What needs to be done = Repeat each line of the material exactly.
=-=-=
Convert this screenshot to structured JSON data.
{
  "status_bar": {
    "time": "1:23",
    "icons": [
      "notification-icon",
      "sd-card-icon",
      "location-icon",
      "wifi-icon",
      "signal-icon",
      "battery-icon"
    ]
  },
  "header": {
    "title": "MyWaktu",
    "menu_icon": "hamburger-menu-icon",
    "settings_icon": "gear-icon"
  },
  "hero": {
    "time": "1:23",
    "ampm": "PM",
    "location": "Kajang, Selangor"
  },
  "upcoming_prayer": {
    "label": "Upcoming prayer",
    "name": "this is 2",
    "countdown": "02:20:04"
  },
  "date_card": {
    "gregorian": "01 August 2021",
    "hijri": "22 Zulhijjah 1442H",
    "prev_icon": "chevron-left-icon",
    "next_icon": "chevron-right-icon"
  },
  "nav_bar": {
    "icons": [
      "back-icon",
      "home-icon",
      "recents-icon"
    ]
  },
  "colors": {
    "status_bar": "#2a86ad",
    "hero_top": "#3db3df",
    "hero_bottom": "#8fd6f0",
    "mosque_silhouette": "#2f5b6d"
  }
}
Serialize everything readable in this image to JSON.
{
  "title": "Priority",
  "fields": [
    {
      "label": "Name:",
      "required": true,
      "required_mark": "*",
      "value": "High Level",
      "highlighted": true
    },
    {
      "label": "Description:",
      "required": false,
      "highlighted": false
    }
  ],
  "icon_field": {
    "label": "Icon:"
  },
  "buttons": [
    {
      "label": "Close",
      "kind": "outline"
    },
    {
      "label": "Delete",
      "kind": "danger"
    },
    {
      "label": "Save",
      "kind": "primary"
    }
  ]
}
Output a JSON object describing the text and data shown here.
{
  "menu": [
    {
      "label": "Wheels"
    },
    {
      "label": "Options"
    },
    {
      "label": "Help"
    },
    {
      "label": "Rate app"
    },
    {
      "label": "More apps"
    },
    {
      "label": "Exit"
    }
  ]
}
=-=-=
The completed task =
Convert this screenshot to structured JSON data.
{
  "status_bar": {
    "time": "1:23",
    "icons": [
      "notification-icon",
      "sd-card-icon",
      "location-icon",
      "wifi-icon",
      "signal-icon",
      "battery-icon"
    ]
  },
  "header": {
    "title": "MyWaktu",
    "menu_icon": "hamburger-menu-icon",
    "settings_icon": "gear-icon"
  },
  "hero": {
    "time": "1:23",
    "ampm": "PM",
    "location": "Kajang, Selangor"
  },
  "upcoming_prayer": {
    "label": "Upcoming prayer",
    "name": "this is 2",
    "countdown": "02:20:04"
  },
  "date_card": {
    "gregorian": "01 August 2021",
    "hijri": "22 Zulhijjah 1442H",
    "prev_icon": "chevron-left-icon",
    "next_icon": "chevron-right-icon"
  },
  "nav_bar": {
    "icons": [
      "back-icon",
      "home-icon",
      "recents-icon"
    ]
  },
  "colors": {
    "status_bar": "#2a86ad",
    "hero_top": "#3db3df",
    "hero_bottom": "#8fd6f0",
    "mosque_silhouette": "#2f5b6d"
  }
}
Serialize everything readable in this image to JSON.
{
  "title": "Priority",
  "fields": [
    {
      "label": "Name:",
      "required": true,
      "required_mark": "*",
      "value": "High Level",
      "highlighted": true
    },
    {
      "label": "Description:",
      "required": false,
      "highlighted": false
    }
  ],
  "icon_field": {
    "label": "Icon:"
  },
  "buttons": [
    {
      "label": "Close",
      "kind": "outline"
    },
    {
      "label": "Delete",
      "kind": "danger"
    },
    {
      "label": "Save",
      "kind": "primary"
    }
  ]
}
Output a JSON object describing the text and data shown here.
{
  "menu": [
    {
      "label": "Wheels"
    },
    {
      "label": "Options"
    },
    {
      "label": "Help"
    },
    {
      "label": "Rate app"
    },
    {
      "label": "More apps"
    },
    {
      "label": "Exit"
    }
  ]
}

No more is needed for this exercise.